- [TEXTAUSZUG]
01.01.2009

Wenn ein Hype den nächsten jagt

Essay von Sven Titz

Berichte über den vermeintlich katastrophalen globalen Wandel der Umwelt häufen sich. Immer bizarrer werden die medialen Exzesse – sie treiben die Rezipienten in die Apathie oder in pauschales Misstrauen. Cui bono? Von Sven Titz

„Kognitive Dissonanz“ – so bezeichnen Psychologen das unangenehme Gefühl, wenn sich zwei Wahrnehmungen partout nicht miteinander vereinbaren lassen. Diese emotionale Regung lässt sich neuerdings auch im Zusammenhang mit der Umweltforschung definieren: Eine kognitive Dissonanz entsteht, wenn immer wieder der klimatische oder ökologische Untergang angekündigt wird, während die Studien, die der Nachricht zugrunde liegen, in Wirklichkeit häufig gar keinen Hinweis auf ein Desaster liefern.

Anfang November 2008 meldete zum Beispiel die Nachrichtenagentur AFP, die Arktis und der Nordatlantik erlebten derzeit den stärksten Klimawandel seit 5000 Jahren. Forscher von der Cornell University hätten das anhand paläoökologischer Funde nachgewiesen. Wenn es denn stimmte, wäre das ein wahrhaft bemerkenswertes Resultat. Doch wer der Geschichte auf den Grund geht, erlebt sein blaues Wunder. Die Agentur AFP berief sich bei ihrer Meldung auf eine im Journal Ecology publizierte Studie.1 Keine Rede ist darin von dem „stärksten Klimawandel der letzten 5000 Jahre“. Nichts ist zu finden, nada. Die Recherche fördert dann Erstaunliches zutage. Der Erstautor Charles Greene räumt ein, die Pressemeldung seiner Universität sei nach seiner Billigung verändert worden, „um die Studie als Artikel zur globalen Erwärmung zu hypen“.

- [BEREITGESTELLTES MATERIAL]
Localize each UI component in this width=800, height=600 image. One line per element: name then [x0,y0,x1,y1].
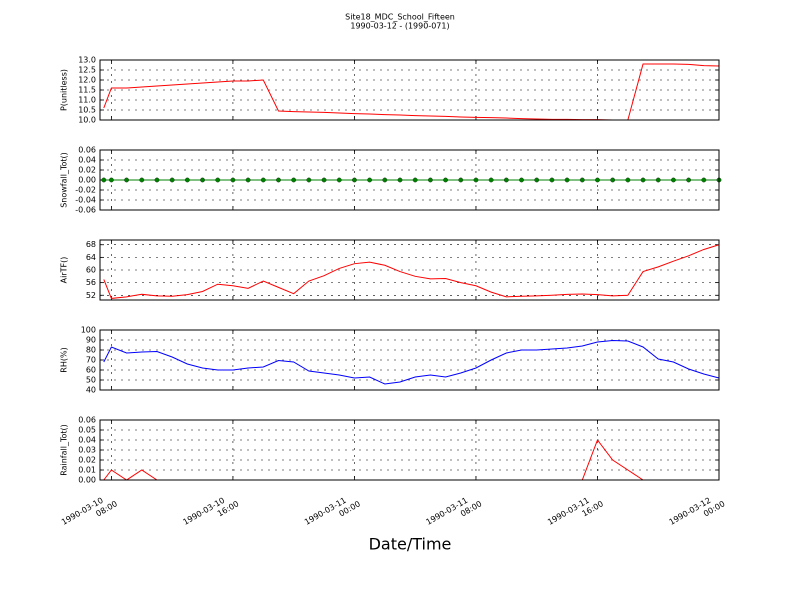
data-point [458,177,464,183]
data-point [382,177,388,183]
y-tick-label: 11.0 [78,96,96,105]
data-line [103,63,720,121]
y-tick-label: 0.04 [78,156,96,165]
data-point [534,177,540,183]
data-point [655,177,661,183]
data-point [519,177,524,183]
data-point [291,177,297,183]
y-tick-label: 0.06 [78,146,96,155]
data-line [103,339,720,385]
y-axis-label: RH(%) [60,347,69,372]
y-tick-label: 90 [86,336,96,345]
data-point [352,177,357,183]
y-tick-label: 50 [86,376,96,385]
data-point [686,177,691,183]
y-tick-label: 0.04 [78,436,96,445]
data-point [245,177,251,183]
chart-title: Site18_MDC_School_Fifteen [345,13,455,22]
y-tick-label: 100 [81,326,96,335]
x-tick-label: 1990-03-11 08:00 [424,490,483,535]
y-tick-label: 60 [86,266,96,275]
y-tick-label: 70 [86,356,96,365]
y-axis-label: P(unitless) [60,69,69,111]
y-tick-label: -0.06 [75,206,96,215]
y-tick-label: 0.02 [78,456,96,465]
data-point [260,177,266,183]
x-axis-label: Date/Time [369,535,452,554]
y-axis-label: Rainfall_Tot() [60,424,69,476]
data-point [625,177,631,183]
y-tick-label: 64 [86,253,96,262]
data-point [101,177,107,183]
y-tick-label: 0.00 [78,176,96,185]
y-tick-label: 52 [86,291,96,300]
data-point [367,177,372,183]
y-tick-label: 0.01 [78,466,96,475]
y-tick-label: 10.5 [78,106,96,115]
data-point [443,177,448,183]
y-tick-label: 80 [86,346,96,355]
data-point [184,177,190,183]
y-axis-label: Snowfall_Tot() [60,152,69,208]
data-point [595,177,600,183]
data-point [124,177,129,183]
y-tick-label: 10.0 [78,116,96,125]
data-point [579,177,585,183]
y-tick-label: 0.02 [78,166,96,175]
data-point [549,177,555,183]
plot-frame [99,329,720,391]
y-tick-label: 0.03 [78,446,96,455]
data-point [336,177,342,183]
y-tick-label: 40 [86,386,96,395]
y-tick-label: -0.04 [75,196,96,205]
plot-frame [99,239,720,301]
data-point [397,177,403,183]
x-tick-label: 1990-03-11 00:00 [303,490,362,535]
data-point [169,177,175,183]
chart-subtitle: 1990-03-12 - (1990-071) [350,22,449,31]
data-point [139,177,145,183]
data-point [428,177,433,183]
y-tick-label: -0.02 [75,186,96,195]
data-point [701,177,707,183]
data-point [276,177,281,183]
data-point [230,177,236,183]
y-tick-label: 12.5 [78,66,96,75]
data-point [488,177,494,183]
data-point [473,177,479,183]
x-tick-label: 1990-03-11 16:00 [546,490,605,535]
data-point [671,177,676,183]
data-point [306,177,312,183]
y-tick-label: 68 [86,240,96,249]
y-tick-label: 60 [86,366,96,375]
data-point [640,177,646,183]
data-point [610,177,616,183]
y-tick-label: 11.5 [78,86,96,95]
data-point [321,177,327,183]
data-point [109,177,114,183]
y-tick-label: 56 [86,278,96,287]
plot-frame [99,149,720,211]
y-axis-label: AirTF() [60,257,69,284]
data-point [503,177,509,183]
y-tick-label: 13.0 [78,56,96,65]
x-tick-label: 1990-03-12 00:00 [667,490,726,535]
x-tick-label: 1990-03-10 16:00 [181,490,240,535]
y-tick-label: 0.06 [78,416,96,425]
data-line [103,244,720,299]
y-tick-label: 0.05 [78,426,96,435]
data-point [154,177,160,183]
plot-frame [99,59,720,121]
x-tick-label: 1990-03-10 08:00 [60,490,119,535]
data-point [412,177,418,183]
y-tick-label: 12.0 [78,76,96,85]
data-point [200,177,205,183]
plot-frame [99,419,720,481]
y-tick-label: 0.00 [78,476,96,485]
data-point [215,177,221,183]
data-point [564,177,570,183]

- [ARBEITSANWEISUNGEN]
(1) Schreiben Sie aus dem Essay über Umwelthypes den Abschnitt von „Wenn ein Hype“ bis „ein Desaster liefern.“ wortgetreu ab.
(2) Prüfen Sie für jede Aussage, ob sie mit dem Essay übereinstimmt. Antworten Sie mit Ja oder Nein und zitieren Sie die entscheidenden Worte aus dem Text.
(a) Die Meldung von AFP stützte sich auf eine Studie im Journal Ecology.
(b) AFP verbreitete die Nachricht Anfang Dezember 2008.
(c) Laut Charles Greene wurde die Pressemeldung seiner Universität vor seiner Billigung verändert.
(3) Führen Sie den Essay über Umwelthypes nach seinem letzten Satz weiter.
Die Einträge spielen hierfür keine Rolle.

- [ANTWORTEN JE AUFGABE]
(1)
Wenn ein Hype den nächsten jagt

Essay von Sven Titz

Berichte über den vermeintlich katastrophalen globalen Wandel der Umwelt häufen sich. Immer bizarrer werden die medialen Exzesse – sie treiben die Rezipienten in die Apathie oder in pauschales Misstrauen. Cui bono? Von Sven Titz

„Kognitive Dissonanz“ – so bezeichnen Psychologen das unangenehme Gefühl, wenn sich zwei Wahrnehmungen partout nicht miteinander vereinbaren lassen. Diese emotionale Regung lässt sich neuerdings auch im Zusammenhang mit der Umweltforschung definieren: Eine kognitive Dissonanz entsteht, wenn immer wieder der klimatische oder ökologische Untergang angekündigt wird, während die Studien, die der Nachricht zugrunde liegen, in Wirklichkeit häufig gar keinen Hinweis auf ein Desaster liefern.

(2)
(a) Ja: „Die Agentur AFP berief sich bei ihrer Meldung auf eine im Journal Ecology publizierte Studie.“
(b) Nein: „Anfang November 2008 meldete zum Beispiel die Nachrichtenagentur AFP“
(c) Nein: „nach seiner Billigung verändert worden“

(3)
Doch mit der Pressemeldung war der Hype in der Welt. Die Agentur AFP und viele Tageszeitungen verbreiteten die Nachricht im Internet rund um den Globus. „Gewaltigste Klimaveränderung seit 5000 Jahren“ und „Klimaveränderung ist beispiellos” lauteten zwei typische Titelzeilen in Deutschland. Durch eine Nachfrage beim Leiter der Studie lässt sich der Ursprung der „5000 Jahre“ aufklären. Greene hatte gesagt, die aktuelle Klimaänderung sei einzigartig innerhalb der Periode historischer Aufzeichnungen. Aus dieser Zeitangabe hatte der Schreiber der Pressemeldung „5000 Jahre“ gemacht. Auf Nachfrage kommentiert Greene gequält: „Die schriftlichen Aufzeichnungen in der Arktis gehen bestimmt nicht so weit zurück.“ Solche Notizen begannen, so darf man annehmen, erst in der Neuzeit.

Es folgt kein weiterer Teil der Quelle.